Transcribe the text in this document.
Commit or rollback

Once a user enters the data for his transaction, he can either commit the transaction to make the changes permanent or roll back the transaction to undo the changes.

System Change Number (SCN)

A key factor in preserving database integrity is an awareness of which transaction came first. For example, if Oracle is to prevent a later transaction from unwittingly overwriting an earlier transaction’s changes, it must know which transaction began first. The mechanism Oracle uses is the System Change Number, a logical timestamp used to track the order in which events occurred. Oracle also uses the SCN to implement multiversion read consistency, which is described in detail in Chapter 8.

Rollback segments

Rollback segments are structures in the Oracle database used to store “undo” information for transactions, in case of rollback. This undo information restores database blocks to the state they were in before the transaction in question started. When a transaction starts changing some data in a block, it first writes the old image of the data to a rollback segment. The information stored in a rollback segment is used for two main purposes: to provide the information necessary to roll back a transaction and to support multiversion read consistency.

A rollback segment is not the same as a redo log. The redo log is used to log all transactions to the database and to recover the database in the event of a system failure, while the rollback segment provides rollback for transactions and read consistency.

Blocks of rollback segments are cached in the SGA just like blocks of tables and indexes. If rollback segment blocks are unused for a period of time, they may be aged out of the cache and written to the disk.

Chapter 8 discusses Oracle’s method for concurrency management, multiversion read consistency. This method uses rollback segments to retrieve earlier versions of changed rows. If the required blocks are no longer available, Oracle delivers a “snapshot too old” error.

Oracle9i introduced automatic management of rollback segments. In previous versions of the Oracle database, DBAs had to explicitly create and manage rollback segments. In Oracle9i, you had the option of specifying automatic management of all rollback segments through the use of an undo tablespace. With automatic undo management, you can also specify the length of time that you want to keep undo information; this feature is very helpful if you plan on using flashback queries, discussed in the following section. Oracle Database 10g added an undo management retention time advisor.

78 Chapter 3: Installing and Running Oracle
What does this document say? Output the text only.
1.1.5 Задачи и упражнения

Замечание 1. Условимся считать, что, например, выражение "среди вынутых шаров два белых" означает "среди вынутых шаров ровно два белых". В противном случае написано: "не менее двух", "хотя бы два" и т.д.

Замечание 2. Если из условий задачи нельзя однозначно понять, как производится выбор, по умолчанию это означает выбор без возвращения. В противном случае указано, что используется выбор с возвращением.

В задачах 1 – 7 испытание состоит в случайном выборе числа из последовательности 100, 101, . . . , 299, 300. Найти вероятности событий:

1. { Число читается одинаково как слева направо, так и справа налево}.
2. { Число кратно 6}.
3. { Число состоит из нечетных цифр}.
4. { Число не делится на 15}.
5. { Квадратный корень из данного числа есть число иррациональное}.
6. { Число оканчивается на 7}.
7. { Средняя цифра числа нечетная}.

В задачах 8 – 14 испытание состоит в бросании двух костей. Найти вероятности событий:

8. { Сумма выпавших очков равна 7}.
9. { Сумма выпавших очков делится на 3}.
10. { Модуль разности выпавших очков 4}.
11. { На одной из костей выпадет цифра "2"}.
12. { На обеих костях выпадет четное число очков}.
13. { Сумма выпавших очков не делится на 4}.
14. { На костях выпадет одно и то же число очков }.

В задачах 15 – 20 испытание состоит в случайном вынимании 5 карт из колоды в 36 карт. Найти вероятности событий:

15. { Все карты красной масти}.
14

- **Stated problem**: Set all of the entries down again, exactly as they were given.

- **Task output**:
Transcribe the text in this document.
Commit or rollback

Once a user enters the data for his transaction, he can either commit the transaction to make the changes permanent or roll back the transaction to undo the changes.

System Change Number (SCN)

A key factor in preserving database integrity is an awareness of which transaction came first. For example, if Oracle is to prevent a later transaction from unwittingly overwriting an earlier transaction’s changes, it must know which transaction began first. The mechanism Oracle uses is the System Change Number, a logical timestamp used to track the order in which events occurred. Oracle also uses the SCN to implement multiversion read consistency, which is described in detail in Chapter 8.

Rollback segments

Rollback segments are structures in the Oracle database used to store “undo” information for transactions, in case of rollback. This undo information restores database blocks to the state they were in before the transaction in question started. When a transaction starts changing some data in a block, it first writes the old image of the data to a rollback segment. The information stored in a rollback segment is used for two main purposes: to provide the information necessary to roll back a transaction and to support multiversion read consistency.

A rollback segment is not the same as a redo log. The redo log is used to log all transactions to the database and to recover the database in the event of a system failure, while the rollback segment provides rollback for transactions and read consistency.

Blocks of rollback segments are cached in the SGA just like blocks of tables and indexes. If rollback segment blocks are unused for a period of time, they may be aged out of the cache and written to the disk.

Chapter 8 discusses Oracle’s method for concurrency management, multiversion read consistency. This method uses rollback segments to retrieve earlier versions of changed rows. If the required blocks are no longer available, Oracle delivers a “snapshot too old” error.

Oracle9i introduced automatic management of rollback segments. In previous versions of the Oracle database, DBAs had to explicitly create and manage rollback segments. In Oracle9i, you had the option of specifying automatic management of all rollback segments through the use of an undo tablespace. With automatic undo management, you can also specify the length of time that you want to keep undo information; this feature is very helpful if you plan on using flashback queries, discussed in the following section. Oracle Database 10g added an undo management retention time advisor.

78 Chapter 3: Installing and Running Oracle
What does this document say? Output the text only.
1.1.5 Задачи и упражнения

Замечание 1. Условимся считать, что, например, выражение "среди вынутых шаров два белых" означает "среди вынутых шаров ровно два белых". В противном случае написано: "не менее двух", "хотя бы два" и т.д.

Замечание 2. Если из условий задачи нельзя однозначно понять, как производится выбор, по умолчанию это означает выбор без возвращения. В противном случае указано, что используется выбор с возвращением.

В задачах 1 – 7 испытание состоит в случайном выборе числа из последовательности 100, 101, . . . , 299, 300. Найти вероятности событий:

1. { Число читается одинаково как слева направо, так и справа налево}.
2. { Число кратно 6}.
3. { Число состоит из нечетных цифр}.
4. { Число не делится на 15}.
5. { Квадратный корень из данного числа есть число иррациональное}.
6. { Число оканчивается на 7}.
7. { Средняя цифра числа нечетная}.

В задачах 8 – 14 испытание состоит в бросании двух костей. Найти вероятности событий:

8. { Сумма выпавших очков равна 7}.
9. { Сумма выпавших очков делится на 3}.
10. { Модуль разности выпавших очков 4}.
11. { На одной из костей выпадет цифра "2"}.
12. { На обеих костях выпадет четное число очков}.
13. { Сумма выпавших очков не делится на 4}.
14. { На костях выпадет одно и то же число очков }.

В задачах 15 – 20 испытание состоит в случайном вынимании 5 карт из колоды в 36 карт. Найти вероятности событий:

15. { Все карты красной масти}.
14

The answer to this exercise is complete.